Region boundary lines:
++++

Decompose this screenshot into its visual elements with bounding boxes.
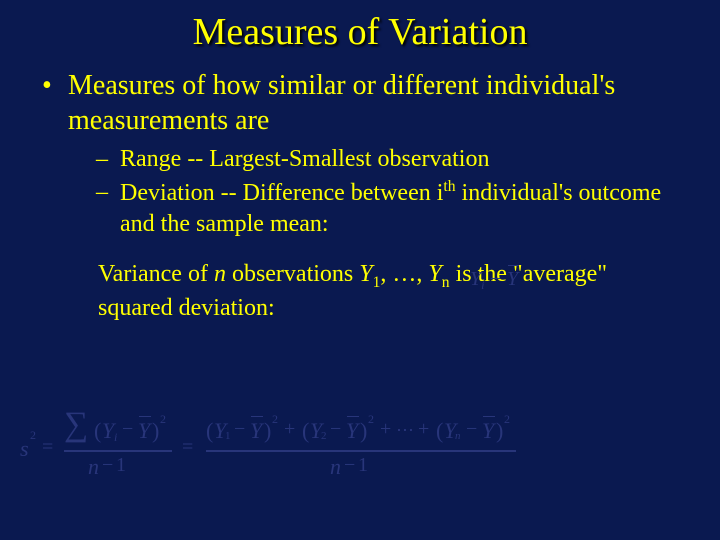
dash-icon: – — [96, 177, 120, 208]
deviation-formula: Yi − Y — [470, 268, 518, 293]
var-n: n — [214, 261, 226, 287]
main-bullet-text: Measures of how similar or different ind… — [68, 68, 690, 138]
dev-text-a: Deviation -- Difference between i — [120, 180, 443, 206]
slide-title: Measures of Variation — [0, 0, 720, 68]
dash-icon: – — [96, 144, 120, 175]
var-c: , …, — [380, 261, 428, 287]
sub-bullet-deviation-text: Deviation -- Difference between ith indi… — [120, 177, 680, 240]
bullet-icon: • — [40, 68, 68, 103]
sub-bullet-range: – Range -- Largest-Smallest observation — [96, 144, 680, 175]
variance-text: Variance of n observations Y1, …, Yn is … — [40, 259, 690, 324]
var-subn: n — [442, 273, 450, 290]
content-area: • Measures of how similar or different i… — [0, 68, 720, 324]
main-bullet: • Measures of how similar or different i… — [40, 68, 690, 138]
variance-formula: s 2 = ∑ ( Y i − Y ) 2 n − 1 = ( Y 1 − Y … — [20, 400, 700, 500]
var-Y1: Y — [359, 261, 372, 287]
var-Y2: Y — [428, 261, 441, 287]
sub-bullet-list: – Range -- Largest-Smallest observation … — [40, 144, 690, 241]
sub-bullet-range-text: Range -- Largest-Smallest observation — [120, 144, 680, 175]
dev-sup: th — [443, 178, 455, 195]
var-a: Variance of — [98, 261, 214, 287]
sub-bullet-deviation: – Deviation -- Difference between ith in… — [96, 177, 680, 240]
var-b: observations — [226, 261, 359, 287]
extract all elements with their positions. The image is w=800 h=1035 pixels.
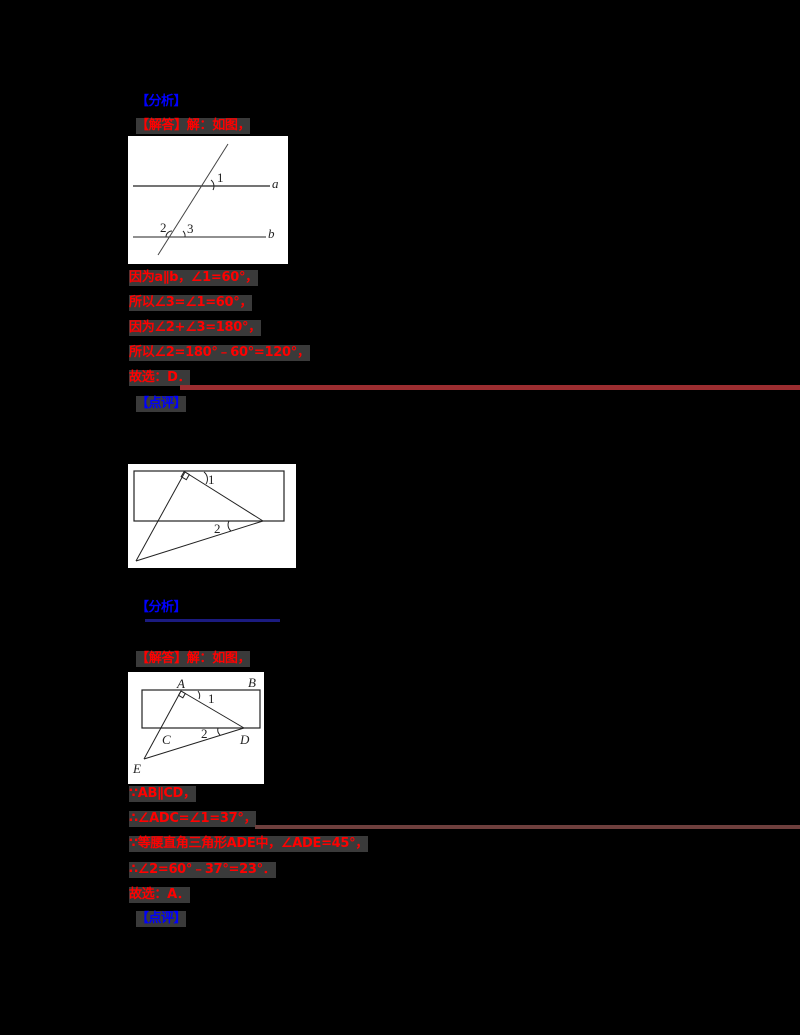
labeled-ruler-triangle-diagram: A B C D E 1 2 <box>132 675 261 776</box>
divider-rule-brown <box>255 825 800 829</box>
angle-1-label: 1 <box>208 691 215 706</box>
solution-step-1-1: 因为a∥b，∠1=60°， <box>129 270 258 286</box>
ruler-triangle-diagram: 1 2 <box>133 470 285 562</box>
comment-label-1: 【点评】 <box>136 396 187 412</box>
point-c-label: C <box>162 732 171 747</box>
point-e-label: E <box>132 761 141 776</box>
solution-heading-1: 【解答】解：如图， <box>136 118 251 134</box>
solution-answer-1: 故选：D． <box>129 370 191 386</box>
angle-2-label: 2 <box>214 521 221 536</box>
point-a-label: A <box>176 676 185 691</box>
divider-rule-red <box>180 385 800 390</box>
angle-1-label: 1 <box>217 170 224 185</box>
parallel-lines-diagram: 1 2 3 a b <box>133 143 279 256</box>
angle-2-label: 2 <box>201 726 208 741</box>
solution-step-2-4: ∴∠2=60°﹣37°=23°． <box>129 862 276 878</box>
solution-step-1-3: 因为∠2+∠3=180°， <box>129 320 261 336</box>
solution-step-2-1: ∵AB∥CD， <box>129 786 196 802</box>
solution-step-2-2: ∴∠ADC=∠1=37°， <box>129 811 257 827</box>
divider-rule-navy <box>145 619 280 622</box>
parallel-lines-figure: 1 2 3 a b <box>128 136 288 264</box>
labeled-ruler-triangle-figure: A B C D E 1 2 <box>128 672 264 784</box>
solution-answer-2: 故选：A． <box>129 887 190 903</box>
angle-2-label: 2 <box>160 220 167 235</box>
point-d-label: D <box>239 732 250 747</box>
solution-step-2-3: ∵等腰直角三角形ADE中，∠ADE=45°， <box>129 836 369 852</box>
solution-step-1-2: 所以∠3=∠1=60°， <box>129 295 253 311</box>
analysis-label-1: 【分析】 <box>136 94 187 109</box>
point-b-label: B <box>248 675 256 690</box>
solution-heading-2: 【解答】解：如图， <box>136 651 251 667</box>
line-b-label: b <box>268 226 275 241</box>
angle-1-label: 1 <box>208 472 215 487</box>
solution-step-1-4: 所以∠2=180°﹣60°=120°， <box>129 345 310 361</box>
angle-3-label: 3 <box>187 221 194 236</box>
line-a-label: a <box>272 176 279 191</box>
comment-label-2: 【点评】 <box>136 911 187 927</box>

++++

Copy every line above word for word, leaving the pictures out of your answer.

Decompose this screenshot into its visual elements with bounding boxes.
dash-icon: – — [96, 177, 120, 208]
deviation-formula: Yi − Y — [470, 268, 518, 293]
var-n: n — [214, 261, 226, 287]
main-bullet-text: Measures of how similar or different ind… — [68, 68, 690, 138]
dev-text-a: Deviation -- Difference between i — [120, 180, 443, 206]
slide-title: Measures of Variation — [0, 0, 720, 68]
dash-icon: – — [96, 144, 120, 175]
var-c: , …, — [380, 261, 428, 287]
sub-bullet-deviation-text: Deviation -- Difference between ith indi… — [120, 177, 680, 240]
bullet-icon: • — [40, 68, 68, 103]
sub-bullet-range: – Range -- Largest-Smallest observation — [96, 144, 680, 175]
variance-text: Variance of n observations Y1, …, Yn is … — [40, 259, 690, 324]
var-subn: n — [442, 273, 450, 290]
content-area: • Measures of how similar or different i… — [0, 68, 720, 324]
main-bullet: • Measures of how similar or different i… — [40, 68, 690, 138]
variance-formula: s 2 = ∑ ( Y i − Y ) 2 n − 1 = ( Y 1 − Y … — [20, 400, 700, 500]
var-Y1: Y — [359, 261, 372, 287]
var-Y2: Y — [428, 261, 441, 287]
sub-bullet-list: – Range -- Largest-Smallest observation … — [40, 144, 690, 241]
sub-bullet-range-text: Range -- Largest-Smallest observation — [120, 144, 680, 175]
dev-sup: th — [443, 178, 455, 195]
var-a: Variance of — [98, 261, 214, 287]
sub-bullet-deviation: – Deviation -- Difference between ith in… — [96, 177, 680, 240]
var-b: observations — [226, 261, 359, 287]
extract all elements with their positions. The image is w=800 h=1035 pixels.
labeled-ruler-triangle-diagram: A B C D E 1 2 <box>132 675 261 776</box>
divider-rule-brown <box>255 825 800 829</box>
angle-1-label: 1 <box>208 691 215 706</box>
solution-step-1-1: 因为a∥b，∠1=60°， <box>129 270 258 286</box>
ruler-triangle-diagram: 1 2 <box>133 470 285 562</box>
comment-label-1: 【点评】 <box>136 396 187 412</box>
point-c-label: C <box>162 732 171 747</box>
point-e-label: E <box>132 761 141 776</box>
solution-heading-1: 【解答】解：如图， <box>136 118 251 134</box>
solution-answer-1: 故选：D． <box>129 370 191 386</box>
angle-2-label: 2 <box>214 521 221 536</box>
point-a-label: A <box>176 676 185 691</box>
divider-rule-red <box>180 385 800 390</box>
angle-1-label: 1 <box>217 170 224 185</box>
parallel-lines-diagram: 1 2 3 a b <box>133 143 279 256</box>
angle-2-label: 2 <box>201 726 208 741</box>
solution-step-2-4: ∴∠2=60°﹣37°=23°． <box>129 862 276 878</box>
solution-step-1-3: 因为∠2+∠3=180°， <box>129 320 261 336</box>
solution-step-2-1: ∵AB∥CD， <box>129 786 196 802</box>
solution-step-2-2: ∴∠ADC=∠1=37°， <box>129 811 257 827</box>
divider-rule-navy <box>145 619 280 622</box>
parallel-lines-figure: 1 2 3 a b <box>128 136 288 264</box>
labeled-ruler-triangle-figure: A B C D E 1 2 <box>128 672 264 784</box>
solution-answer-2: 故选：A． <box>129 887 190 903</box>
angle-2-label: 2 <box>160 220 167 235</box>
point-d-label: D <box>239 732 250 747</box>
solution-step-2-3: ∵等腰直角三角形ADE中，∠ADE=45°， <box>129 836 369 852</box>
solution-step-1-2: 所以∠3=∠1=60°， <box>129 295 253 311</box>
analysis-label-1: 【分析】 <box>136 94 187 109</box>
point-b-label: B <box>248 675 256 690</box>
solution-heading-2: 【解答】解：如图， <box>136 651 251 667</box>
line-b-label: b <box>268 226 275 241</box>
angle-1-label: 1 <box>208 472 215 487</box>
solution-step-1-4: 所以∠2=180°﹣60°=120°， <box>129 345 310 361</box>
angle-3-label: 3 <box>187 221 194 236</box>
line-a-label: a <box>272 176 279 191</box>
comment-label-2: 【点评】 <box>136 911 187 927</box>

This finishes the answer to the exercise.